• _TASK TO CARRY OUT_
Pull each line holding "ymax" out of the entries below.
........
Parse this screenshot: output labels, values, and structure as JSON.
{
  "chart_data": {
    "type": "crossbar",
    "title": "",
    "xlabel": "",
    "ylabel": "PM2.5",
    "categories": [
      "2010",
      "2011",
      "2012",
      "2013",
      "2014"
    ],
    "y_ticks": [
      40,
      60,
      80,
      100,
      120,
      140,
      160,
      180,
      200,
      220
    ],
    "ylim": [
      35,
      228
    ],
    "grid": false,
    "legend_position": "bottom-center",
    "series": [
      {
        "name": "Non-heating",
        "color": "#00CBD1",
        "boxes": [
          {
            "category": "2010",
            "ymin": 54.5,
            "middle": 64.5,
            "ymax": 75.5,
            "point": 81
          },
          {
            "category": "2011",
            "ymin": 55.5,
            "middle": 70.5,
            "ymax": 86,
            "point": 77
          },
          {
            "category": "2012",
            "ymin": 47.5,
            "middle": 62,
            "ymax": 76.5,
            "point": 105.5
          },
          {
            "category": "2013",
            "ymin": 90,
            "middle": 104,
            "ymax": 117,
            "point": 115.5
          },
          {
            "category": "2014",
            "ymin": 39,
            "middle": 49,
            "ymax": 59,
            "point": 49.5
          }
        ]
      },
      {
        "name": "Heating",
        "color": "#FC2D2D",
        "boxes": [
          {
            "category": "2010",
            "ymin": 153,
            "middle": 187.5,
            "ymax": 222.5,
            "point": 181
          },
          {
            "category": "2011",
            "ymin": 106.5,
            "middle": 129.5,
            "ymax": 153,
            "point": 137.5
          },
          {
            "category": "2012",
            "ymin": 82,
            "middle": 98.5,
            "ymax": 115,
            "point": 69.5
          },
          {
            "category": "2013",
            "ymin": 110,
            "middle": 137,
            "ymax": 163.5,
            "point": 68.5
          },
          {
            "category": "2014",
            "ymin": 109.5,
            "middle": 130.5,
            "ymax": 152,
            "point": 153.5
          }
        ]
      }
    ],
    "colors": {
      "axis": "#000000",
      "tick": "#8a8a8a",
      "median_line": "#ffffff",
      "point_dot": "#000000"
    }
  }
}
........
• _RESULT_
            "ymax": 75.5,
            "ymax": 86,
            "ymax": 76.5,
            "ymax": 117,
            "ymax": 59,
            "ymax": 222.5,
            "ymax": 153,
            "ymax": 115,
            "ymax": 163.5,
            "ymax": 152,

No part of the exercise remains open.